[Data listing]
——
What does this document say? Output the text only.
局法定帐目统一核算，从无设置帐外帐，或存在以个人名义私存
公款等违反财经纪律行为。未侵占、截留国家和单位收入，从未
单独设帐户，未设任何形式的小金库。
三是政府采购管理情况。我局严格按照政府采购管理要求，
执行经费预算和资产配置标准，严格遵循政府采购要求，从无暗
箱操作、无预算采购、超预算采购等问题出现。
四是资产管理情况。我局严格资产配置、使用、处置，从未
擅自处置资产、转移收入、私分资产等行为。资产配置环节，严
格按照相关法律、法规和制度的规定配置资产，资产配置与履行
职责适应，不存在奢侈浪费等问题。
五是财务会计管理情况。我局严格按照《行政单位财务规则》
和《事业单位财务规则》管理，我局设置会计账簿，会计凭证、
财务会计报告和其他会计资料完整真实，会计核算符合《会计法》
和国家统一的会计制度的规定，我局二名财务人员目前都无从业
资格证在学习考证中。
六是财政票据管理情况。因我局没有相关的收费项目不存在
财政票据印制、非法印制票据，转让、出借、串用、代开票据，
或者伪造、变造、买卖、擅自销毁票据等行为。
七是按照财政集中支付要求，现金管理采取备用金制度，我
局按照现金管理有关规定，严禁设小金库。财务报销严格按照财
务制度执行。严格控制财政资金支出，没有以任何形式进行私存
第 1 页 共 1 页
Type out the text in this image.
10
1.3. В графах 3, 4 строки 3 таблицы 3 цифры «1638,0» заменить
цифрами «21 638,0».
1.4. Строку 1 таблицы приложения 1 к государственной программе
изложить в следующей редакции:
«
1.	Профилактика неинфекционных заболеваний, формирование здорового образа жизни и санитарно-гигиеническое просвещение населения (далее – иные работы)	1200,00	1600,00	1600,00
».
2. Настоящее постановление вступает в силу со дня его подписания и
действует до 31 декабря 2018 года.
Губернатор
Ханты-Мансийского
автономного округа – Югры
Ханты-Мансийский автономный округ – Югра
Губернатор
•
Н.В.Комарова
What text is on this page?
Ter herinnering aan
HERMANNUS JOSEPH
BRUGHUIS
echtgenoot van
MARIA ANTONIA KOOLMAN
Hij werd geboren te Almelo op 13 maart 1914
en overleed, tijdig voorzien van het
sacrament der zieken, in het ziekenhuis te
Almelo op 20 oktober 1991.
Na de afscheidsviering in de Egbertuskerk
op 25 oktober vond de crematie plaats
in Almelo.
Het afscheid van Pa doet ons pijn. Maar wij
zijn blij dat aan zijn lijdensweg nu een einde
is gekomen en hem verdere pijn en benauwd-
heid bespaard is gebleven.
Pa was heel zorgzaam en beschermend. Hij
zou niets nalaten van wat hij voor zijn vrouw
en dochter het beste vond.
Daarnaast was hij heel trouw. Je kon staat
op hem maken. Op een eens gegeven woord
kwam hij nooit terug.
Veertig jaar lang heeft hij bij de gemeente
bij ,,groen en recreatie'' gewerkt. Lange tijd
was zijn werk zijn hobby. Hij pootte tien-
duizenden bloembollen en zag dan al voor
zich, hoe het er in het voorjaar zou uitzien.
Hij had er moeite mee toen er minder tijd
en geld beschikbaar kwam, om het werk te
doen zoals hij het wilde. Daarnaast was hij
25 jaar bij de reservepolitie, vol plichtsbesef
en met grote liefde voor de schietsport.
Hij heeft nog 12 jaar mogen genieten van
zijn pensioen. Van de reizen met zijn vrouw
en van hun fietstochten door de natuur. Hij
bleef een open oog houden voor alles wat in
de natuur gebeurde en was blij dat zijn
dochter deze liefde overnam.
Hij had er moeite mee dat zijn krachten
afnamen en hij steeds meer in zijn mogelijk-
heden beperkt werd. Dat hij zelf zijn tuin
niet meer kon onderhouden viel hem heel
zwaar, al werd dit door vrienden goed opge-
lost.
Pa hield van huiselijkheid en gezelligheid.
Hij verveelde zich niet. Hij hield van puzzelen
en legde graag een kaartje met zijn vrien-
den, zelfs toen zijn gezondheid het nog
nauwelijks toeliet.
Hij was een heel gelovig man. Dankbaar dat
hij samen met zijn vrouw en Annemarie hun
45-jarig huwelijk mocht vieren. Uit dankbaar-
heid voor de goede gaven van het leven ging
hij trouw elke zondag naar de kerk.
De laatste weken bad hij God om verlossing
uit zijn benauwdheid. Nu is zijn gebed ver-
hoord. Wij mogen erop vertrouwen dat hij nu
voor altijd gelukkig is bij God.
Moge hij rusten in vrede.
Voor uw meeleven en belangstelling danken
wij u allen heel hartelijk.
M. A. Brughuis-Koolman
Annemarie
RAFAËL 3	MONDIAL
——
Aim of the exercise. Reproduce the entries above exactly.

The answer.
What does this document say? Output the text only.
局法定帐目统一核算，从无设置帐外帐，或存在以个人名义私存
公款等违反财经纪律行为。未侵占、截留国家和单位收入，从未
单独设帐户，未设任何形式的小金库。
三是政府采购管理情况。我局严格按照政府采购管理要求，
执行经费预算和资产配置标准，严格遵循政府采购要求，从无暗
箱操作、无预算采购、超预算采购等问题出现。
四是资产管理情况。我局严格资产配置、使用、处置，从未
擅自处置资产、转移收入、私分资产等行为。资产配置环节，严
格按照相关法律、法规和制度的规定配置资产，资产配置与履行
职责适应，不存在奢侈浪费等问题。
五是财务会计管理情况。我局严格按照《行政单位财务规则》
和《事业单位财务规则》管理，我局设置会计账簿，会计凭证、
财务会计报告和其他会计资料完整真实，会计核算符合《会计法》
和国家统一的会计制度的规定，我局二名财务人员目前都无从业
资格证在学习考证中。
六是财政票据管理情况。因我局没有相关的收费项目不存在
财政票据印制、非法印制票据，转让、出借、串用、代开票据，
或者伪造、变造、买卖、擅自销毁票据等行为。
七是按照财政集中支付要求，现金管理采取备用金制度，我
局按照现金管理有关规定，严禁设小金库。财务报销严格按照财
务制度执行。严格控制财政资金支出，没有以任何形式进行私存
第 1 页 共 1 页
Type out the text in this image.
10
1.3. В графах 3, 4 строки 3 таблицы 3 цифры «1638,0» заменить
цифрами «21 638,0».
1.4. Строку 1 таблицы приложения 1 к государственной программе
изложить в следующей редакции:
«
1.	Профилактика неинфекционных заболеваний, формирование здорового образа жизни и санитарно-гигиеническое просвещение населения (далее – иные работы)	1200,00	1600,00	1600,00
».
2. Настоящее постановление вступает в силу со дня его подписания и
действует до 31 декабря 2018 года.
Губернатор
Ханты-Мансийского
автономного округа – Югры
Ханты-Мансийский автономный округ – Югра
Губернатор
•
Н.В.Комарова
What text is on this page?
Ter herinnering aan
HERMANNUS JOSEPH
BRUGHUIS
echtgenoot van
MARIA ANTONIA KOOLMAN
Hij werd geboren te Almelo op 13 maart 1914
en overleed, tijdig voorzien van het
sacrament der zieken, in het ziekenhuis te
Almelo op 20 oktober 1991.
Na de afscheidsviering in de Egbertuskerk
op 25 oktober vond de crematie plaats
in Almelo.
Het afscheid van Pa doet ons pijn. Maar wij
zijn blij dat aan zijn lijdensweg nu een einde
is gekomen en hem verdere pijn en benauwd-
heid bespaard is gebleven.
Pa was heel zorgzaam en beschermend. Hij
zou niets nalaten van wat hij voor zijn vrouw
en dochter het beste vond.
Daarnaast was hij heel trouw. Je kon staat
op hem maken. Op een eens gegeven woord
kwam hij nooit terug.
Veertig jaar lang heeft hij bij de gemeente
bij ,,groen en recreatie'' gewerkt. Lange tijd
was zijn werk zijn hobby. Hij pootte tien-
duizenden bloembollen en zag dan al voor
zich, hoe het er in het voorjaar zou uitzien.
Hij had er moeite mee toen er minder tijd
en geld beschikbaar kwam, om het werk te
doen zoals hij het wilde. Daarnaast was hij
25 jaar bij de reservepolitie, vol plichtsbesef
en met grote liefde voor de schietsport.
Hij heeft nog 12 jaar mogen genieten van
zijn pensioen. Van de reizen met zijn vrouw
en van hun fietstochten door de natuur. Hij
bleef een open oog houden voor alles wat in
de natuur gebeurde en was blij dat zijn
dochter deze liefde overnam.
Hij had er moeite mee dat zijn krachten
afnamen en hij steeds meer in zijn mogelijk-
heden beperkt werd. Dat hij zelf zijn tuin
niet meer kon onderhouden viel hem heel
zwaar, al werd dit door vrienden goed opge-
lost.
Pa hield van huiselijkheid en gezelligheid.
Hij verveelde zich niet. Hij hield van puzzelen
en legde graag een kaartje met zijn vrien-
den, zelfs toen zijn gezondheid het nog
nauwelijks toeliet.
Hij was een heel gelovig man. Dankbaar dat
hij samen met zijn vrouw en Annemarie hun
45-jarig huwelijk mocht vieren. Uit dankbaar-
heid voor de goede gaven van het leven ging
hij trouw elke zondag naar de kerk.
De laatste weken bad hij God om verlossing
uit zijn benauwdheid. Nu is zijn gebed ver-
hoord. Wij mogen erop vertrouwen dat hij nu
voor altijd gelukkig is bij God.
Moge hij rusten in vrede.
Voor uw meeleven en belangstelling danken
wij u allen heel hartelijk.
M. A. Brughuis-Koolman
Annemarie
RAFAËL 3	MONDIAL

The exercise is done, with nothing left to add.